Leave out the pictures; transcribe all else exactly.

→ PROVIDED DATA:

______________________________

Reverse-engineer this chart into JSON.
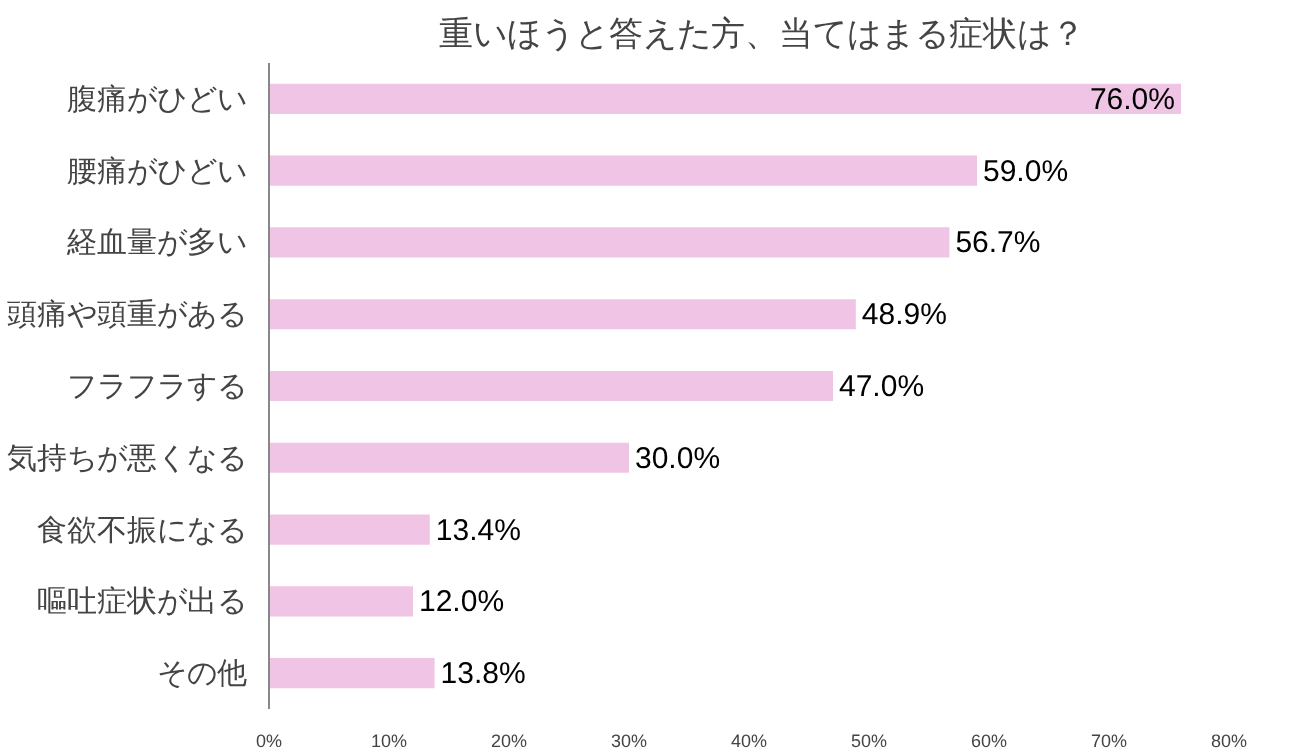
{
  "chart_data": {
    "type": "bar",
    "orientation": "horizontal",
    "title": "重いほうと答えた方、当てはまる症状は？",
    "categories": [
      "腹痛がひどい",
      "腰痛がひどい",
      "経血量が多い",
      "頭痛や頭重がある",
      "フラフラする",
      "気持ちが悪くなる",
      "食欲不振になる",
      "嘔吐症状が出る",
      "その他"
    ],
    "values": [
      76.0,
      59.0,
      56.7,
      48.9,
      47.0,
      30.0,
      13.4,
      12.0,
      13.8
    ],
    "value_labels": [
      "76.0%",
      "59.0%",
      "56.7%",
      "48.9%",
      "47.0%",
      "30.0%",
      "13.4%",
      "12.0%",
      "13.8%"
    ],
    "color": "#f0c4e4",
    "xlim": [
      0,
      80
    ],
    "xticks": [
      {
        "value": 0,
        "label": "0%"
      },
      {
        "value": 10,
        "label": "10%"
      },
      {
        "value": 20,
        "label": "20%"
      },
      {
        "value": 30,
        "label": "30%"
      },
      {
        "value": 40,
        "label": "40%"
      },
      {
        "value": 50,
        "label": "50%"
      },
      {
        "value": 60,
        "label": "60%"
      },
      {
        "value": 70,
        "label": "70%"
      },
      {
        "value": 80,
        "label": "80%"
      }
    ],
    "grid": false
  }
}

______________________________

→ SOLUTION FOR THIS TASK:
Reverse-engineer this chart into JSON.
{
  "chart_data": {
    "type": "bar",
    "orientation": "horizontal",
    "title": "重いほうと答えた方、当てはまる症状は？",
    "categories": [
      "腹痛がひどい",
      "腰痛がひどい",
      "経血量が多い",
      "頭痛や頭重がある",
      "フラフラする",
      "気持ちが悪くなる",
      "食欲不振になる",
      "嘔吐症状が出る",
      "その他"
    ],
    "values": [
      76.0,
      59.0,
      56.7,
      48.9,
      47.0,
      30.0,
      13.4,
      12.0,
      13.8
    ],
    "value_labels": [
      "76.0%",
      "59.0%",
      "56.7%",
      "48.9%",
      "47.0%",
      "30.0%",
      "13.4%",
      "12.0%",
      "13.8%"
    ],
    "color": "#f0c4e4",
    "xlim": [
      0,
      80
    ],
    "xticks": [
      {
        "value": 0,
        "label": "0%"
      },
      {
        "value": 10,
        "label": "10%"
      },
      {
        "value": 20,
        "label": "20%"
      },
      {
        "value": 30,
        "label": "30%"
      },
      {
        "value": 40,
        "label": "40%"
      },
      {
        "value": 50,
        "label": "50%"
      },
      {
        "value": 60,
        "label": "60%"
      },
      {
        "value": 70,
        "label": "70%"
      },
      {
        "value": 80,
        "label": "80%"
      }
    ],
    "grid": false
  }
}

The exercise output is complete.